Exercise directions: In the material below, identify each line bearing the word "парниковых". Reproduce those lines.

(Data entries)
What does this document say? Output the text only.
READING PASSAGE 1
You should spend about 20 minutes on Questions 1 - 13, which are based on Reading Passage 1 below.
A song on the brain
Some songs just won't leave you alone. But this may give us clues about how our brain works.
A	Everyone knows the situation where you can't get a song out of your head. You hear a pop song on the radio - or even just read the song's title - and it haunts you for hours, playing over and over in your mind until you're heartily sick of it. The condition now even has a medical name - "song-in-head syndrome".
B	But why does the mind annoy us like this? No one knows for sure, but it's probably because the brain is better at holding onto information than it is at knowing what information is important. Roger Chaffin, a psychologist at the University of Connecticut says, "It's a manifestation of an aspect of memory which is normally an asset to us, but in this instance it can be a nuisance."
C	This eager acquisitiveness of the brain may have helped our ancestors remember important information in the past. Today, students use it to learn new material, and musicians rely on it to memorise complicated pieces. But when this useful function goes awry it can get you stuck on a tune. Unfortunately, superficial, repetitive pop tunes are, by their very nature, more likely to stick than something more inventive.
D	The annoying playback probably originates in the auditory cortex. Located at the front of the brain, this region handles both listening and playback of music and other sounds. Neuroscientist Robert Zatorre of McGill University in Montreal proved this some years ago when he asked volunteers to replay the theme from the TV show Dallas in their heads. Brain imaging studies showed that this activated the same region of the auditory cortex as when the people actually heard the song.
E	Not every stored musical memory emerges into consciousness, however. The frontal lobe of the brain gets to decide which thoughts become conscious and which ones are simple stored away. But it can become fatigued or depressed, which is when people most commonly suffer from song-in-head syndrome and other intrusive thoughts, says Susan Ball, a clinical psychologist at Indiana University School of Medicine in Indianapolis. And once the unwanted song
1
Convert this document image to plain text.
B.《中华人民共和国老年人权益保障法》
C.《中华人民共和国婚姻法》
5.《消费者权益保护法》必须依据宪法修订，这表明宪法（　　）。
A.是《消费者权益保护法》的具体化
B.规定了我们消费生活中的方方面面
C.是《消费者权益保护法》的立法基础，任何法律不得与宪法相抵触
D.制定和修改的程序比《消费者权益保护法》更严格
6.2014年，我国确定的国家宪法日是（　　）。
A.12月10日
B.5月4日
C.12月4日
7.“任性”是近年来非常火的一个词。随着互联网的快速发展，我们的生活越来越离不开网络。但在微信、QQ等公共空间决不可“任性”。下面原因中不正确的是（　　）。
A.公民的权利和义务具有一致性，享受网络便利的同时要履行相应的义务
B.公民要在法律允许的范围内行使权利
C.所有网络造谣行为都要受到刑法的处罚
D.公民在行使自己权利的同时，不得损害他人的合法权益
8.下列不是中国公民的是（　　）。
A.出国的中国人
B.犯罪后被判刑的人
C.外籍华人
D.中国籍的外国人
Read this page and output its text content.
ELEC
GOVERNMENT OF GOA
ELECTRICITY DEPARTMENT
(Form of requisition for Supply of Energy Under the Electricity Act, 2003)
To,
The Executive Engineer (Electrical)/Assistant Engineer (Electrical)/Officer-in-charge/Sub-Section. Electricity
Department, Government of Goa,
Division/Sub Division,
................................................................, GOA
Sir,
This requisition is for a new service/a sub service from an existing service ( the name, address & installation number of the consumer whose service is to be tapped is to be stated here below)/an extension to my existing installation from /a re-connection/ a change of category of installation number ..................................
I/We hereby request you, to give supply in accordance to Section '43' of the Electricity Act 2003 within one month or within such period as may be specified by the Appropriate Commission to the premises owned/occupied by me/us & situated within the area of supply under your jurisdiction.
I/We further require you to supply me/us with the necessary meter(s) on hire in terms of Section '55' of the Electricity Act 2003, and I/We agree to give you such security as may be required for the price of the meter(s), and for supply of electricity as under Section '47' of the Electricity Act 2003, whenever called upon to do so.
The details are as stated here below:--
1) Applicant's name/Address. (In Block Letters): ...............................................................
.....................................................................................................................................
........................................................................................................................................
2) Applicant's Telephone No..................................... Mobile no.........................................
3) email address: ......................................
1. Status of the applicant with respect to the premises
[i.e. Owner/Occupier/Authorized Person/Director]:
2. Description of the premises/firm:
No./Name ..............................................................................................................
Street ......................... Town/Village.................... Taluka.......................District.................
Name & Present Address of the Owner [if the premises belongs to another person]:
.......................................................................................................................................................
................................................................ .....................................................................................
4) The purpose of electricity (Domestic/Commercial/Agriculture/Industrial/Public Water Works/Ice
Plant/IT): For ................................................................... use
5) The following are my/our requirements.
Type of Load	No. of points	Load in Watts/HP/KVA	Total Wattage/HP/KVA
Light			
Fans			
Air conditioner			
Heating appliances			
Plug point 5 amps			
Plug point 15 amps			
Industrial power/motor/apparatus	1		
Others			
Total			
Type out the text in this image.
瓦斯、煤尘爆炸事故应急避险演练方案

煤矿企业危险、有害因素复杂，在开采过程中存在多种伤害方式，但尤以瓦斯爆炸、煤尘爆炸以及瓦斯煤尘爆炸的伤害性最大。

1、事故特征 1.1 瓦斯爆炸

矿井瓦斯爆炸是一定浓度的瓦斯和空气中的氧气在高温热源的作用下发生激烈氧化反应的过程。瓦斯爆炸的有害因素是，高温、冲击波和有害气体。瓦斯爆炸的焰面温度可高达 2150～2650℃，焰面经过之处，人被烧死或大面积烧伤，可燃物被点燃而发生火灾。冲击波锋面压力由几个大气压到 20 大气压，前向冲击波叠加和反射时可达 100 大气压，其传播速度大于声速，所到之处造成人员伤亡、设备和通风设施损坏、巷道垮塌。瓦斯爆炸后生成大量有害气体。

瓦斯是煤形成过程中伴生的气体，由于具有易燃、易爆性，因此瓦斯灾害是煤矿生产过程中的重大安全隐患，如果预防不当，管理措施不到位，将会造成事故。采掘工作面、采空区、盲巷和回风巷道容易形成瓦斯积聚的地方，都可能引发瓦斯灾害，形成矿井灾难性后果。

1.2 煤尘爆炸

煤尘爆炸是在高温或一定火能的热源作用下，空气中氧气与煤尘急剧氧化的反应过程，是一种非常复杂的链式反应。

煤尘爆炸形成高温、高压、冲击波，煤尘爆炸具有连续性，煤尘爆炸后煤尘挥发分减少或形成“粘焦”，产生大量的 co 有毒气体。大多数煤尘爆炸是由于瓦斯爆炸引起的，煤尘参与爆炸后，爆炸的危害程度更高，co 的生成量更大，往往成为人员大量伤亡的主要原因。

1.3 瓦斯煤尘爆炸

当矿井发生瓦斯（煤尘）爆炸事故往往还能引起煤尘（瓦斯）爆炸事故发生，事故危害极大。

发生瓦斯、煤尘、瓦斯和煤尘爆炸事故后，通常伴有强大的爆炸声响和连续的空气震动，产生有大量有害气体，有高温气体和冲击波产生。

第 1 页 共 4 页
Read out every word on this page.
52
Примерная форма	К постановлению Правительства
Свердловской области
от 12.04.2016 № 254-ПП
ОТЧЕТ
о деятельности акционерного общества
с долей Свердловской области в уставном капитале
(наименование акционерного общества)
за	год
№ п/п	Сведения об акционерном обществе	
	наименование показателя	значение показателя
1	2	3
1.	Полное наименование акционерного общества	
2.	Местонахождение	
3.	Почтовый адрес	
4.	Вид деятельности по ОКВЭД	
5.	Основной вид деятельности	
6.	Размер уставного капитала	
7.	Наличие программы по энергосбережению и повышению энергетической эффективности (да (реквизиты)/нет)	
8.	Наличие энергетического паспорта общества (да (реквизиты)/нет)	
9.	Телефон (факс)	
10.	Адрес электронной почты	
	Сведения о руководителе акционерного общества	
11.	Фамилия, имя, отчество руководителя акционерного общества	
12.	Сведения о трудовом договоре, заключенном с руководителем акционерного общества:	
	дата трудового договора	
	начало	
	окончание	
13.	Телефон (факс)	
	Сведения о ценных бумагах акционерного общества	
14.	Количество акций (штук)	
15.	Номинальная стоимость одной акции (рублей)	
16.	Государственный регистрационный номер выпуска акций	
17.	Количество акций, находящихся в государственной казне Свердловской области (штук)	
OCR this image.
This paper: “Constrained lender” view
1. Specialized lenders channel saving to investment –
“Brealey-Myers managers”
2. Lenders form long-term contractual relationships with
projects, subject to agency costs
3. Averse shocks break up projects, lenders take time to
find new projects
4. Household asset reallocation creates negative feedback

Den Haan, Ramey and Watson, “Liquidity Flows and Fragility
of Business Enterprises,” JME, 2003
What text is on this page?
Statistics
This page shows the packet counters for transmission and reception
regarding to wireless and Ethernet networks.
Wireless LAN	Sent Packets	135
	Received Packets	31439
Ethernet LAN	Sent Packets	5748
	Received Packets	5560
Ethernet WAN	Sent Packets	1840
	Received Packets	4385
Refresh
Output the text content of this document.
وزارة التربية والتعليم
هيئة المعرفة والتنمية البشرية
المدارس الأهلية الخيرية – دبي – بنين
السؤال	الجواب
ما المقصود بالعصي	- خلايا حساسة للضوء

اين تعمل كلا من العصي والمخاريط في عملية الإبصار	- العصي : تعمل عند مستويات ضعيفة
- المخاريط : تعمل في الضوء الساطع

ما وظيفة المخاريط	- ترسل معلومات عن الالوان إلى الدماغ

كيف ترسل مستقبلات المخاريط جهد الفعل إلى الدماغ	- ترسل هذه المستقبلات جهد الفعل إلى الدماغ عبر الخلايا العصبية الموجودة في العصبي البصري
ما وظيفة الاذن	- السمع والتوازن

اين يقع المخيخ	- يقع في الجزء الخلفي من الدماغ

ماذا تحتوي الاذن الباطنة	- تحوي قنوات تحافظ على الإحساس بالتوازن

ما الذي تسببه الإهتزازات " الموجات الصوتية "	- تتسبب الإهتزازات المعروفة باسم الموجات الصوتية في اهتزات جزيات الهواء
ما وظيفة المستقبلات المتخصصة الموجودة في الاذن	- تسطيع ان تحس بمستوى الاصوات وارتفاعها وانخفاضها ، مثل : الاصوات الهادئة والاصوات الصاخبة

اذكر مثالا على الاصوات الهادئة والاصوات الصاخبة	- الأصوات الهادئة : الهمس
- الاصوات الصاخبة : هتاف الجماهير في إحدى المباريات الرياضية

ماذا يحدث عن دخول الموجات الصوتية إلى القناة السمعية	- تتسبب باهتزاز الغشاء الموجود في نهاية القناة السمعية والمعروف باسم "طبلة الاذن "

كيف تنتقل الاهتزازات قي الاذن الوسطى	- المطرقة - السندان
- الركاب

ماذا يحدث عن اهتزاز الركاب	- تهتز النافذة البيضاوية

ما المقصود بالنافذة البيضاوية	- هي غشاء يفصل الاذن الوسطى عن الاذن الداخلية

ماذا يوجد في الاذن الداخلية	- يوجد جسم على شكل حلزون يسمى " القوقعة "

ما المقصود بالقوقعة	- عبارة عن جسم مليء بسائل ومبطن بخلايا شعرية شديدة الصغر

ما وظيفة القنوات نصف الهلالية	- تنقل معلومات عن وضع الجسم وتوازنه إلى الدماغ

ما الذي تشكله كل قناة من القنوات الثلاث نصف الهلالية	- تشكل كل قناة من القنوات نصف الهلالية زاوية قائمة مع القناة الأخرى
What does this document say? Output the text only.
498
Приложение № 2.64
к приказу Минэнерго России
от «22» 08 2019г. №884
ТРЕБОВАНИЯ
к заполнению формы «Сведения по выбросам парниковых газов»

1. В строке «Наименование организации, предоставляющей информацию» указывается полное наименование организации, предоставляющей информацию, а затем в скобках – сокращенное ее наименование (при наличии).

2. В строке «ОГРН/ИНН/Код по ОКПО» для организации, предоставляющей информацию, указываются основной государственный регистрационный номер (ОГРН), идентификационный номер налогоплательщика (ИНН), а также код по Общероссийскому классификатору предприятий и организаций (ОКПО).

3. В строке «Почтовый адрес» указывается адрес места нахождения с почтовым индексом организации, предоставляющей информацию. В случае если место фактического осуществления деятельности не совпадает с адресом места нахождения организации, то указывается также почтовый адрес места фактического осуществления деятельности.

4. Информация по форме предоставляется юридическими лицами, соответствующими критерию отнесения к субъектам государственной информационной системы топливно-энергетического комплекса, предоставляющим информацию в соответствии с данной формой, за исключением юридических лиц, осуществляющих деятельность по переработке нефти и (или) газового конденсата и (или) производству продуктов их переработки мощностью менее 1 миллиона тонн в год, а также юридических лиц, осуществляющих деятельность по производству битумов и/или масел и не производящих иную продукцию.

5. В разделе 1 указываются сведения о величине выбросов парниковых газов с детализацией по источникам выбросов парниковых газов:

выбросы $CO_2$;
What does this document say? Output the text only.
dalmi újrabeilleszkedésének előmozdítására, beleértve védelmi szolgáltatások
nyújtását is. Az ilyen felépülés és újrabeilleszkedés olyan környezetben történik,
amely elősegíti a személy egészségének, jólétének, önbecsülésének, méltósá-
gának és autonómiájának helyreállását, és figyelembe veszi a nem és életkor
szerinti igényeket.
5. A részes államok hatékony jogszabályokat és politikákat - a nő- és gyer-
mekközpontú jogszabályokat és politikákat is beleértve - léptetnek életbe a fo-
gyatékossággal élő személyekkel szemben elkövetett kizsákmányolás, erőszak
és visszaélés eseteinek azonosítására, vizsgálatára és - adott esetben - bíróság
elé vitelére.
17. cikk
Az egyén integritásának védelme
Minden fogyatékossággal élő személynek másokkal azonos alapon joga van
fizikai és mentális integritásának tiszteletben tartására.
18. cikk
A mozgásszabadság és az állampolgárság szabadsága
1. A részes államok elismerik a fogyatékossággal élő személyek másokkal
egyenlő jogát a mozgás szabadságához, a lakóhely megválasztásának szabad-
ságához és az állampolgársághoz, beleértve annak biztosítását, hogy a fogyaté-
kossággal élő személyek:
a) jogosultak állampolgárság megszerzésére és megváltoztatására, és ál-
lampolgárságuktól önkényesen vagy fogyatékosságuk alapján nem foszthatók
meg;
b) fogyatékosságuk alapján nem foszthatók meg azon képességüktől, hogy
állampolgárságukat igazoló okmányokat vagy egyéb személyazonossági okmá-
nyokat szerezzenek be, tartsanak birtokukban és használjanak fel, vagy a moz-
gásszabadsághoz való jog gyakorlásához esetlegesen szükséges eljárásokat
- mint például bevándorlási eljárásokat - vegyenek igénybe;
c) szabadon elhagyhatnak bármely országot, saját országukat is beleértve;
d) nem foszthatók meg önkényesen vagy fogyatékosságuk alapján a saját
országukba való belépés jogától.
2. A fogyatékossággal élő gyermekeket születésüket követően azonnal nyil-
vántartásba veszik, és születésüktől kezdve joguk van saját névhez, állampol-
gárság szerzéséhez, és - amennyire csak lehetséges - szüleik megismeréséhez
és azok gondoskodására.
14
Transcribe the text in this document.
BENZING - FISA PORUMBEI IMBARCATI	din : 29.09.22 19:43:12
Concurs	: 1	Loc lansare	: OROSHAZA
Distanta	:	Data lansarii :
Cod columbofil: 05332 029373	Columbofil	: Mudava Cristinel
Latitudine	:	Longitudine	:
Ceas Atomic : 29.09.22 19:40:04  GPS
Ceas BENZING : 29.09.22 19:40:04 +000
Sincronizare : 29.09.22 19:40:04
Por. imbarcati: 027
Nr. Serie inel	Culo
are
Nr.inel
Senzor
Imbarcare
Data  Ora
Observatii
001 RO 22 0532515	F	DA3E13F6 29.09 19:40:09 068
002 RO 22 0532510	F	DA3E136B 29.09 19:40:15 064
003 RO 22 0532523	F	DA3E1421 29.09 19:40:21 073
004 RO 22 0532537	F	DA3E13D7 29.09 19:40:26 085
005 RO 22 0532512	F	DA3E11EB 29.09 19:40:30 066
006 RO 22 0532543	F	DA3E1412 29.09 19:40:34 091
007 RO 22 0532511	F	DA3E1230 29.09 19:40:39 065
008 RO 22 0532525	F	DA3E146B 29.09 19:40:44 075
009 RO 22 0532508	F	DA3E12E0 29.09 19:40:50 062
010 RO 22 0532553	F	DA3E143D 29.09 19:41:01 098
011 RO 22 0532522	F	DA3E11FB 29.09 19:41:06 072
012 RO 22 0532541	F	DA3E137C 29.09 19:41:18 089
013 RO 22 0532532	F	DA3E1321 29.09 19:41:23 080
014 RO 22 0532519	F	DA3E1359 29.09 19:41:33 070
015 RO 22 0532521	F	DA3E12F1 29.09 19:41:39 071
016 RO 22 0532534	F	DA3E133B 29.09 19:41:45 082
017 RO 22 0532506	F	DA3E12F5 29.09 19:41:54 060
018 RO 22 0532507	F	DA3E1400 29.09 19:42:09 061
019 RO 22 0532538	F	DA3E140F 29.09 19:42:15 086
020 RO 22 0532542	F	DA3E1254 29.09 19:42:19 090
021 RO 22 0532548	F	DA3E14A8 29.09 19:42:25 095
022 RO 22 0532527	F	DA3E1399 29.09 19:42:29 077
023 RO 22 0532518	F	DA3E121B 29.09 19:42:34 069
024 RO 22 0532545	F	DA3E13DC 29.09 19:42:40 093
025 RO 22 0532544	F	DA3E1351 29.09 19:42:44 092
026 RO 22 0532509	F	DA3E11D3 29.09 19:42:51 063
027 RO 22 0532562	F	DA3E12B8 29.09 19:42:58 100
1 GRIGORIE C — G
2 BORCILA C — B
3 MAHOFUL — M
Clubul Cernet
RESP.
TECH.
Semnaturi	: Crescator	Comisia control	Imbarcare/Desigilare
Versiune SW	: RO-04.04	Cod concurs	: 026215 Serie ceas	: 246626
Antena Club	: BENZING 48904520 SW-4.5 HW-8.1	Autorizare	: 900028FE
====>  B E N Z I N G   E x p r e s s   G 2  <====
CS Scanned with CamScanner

Final result:
к заполнению формы «Сведения по выбросам парниковых газов»
5. В разделе 1 указываются сведения о величине выбросов парниковых газов с детализацией по источникам выбросов парниковых газов:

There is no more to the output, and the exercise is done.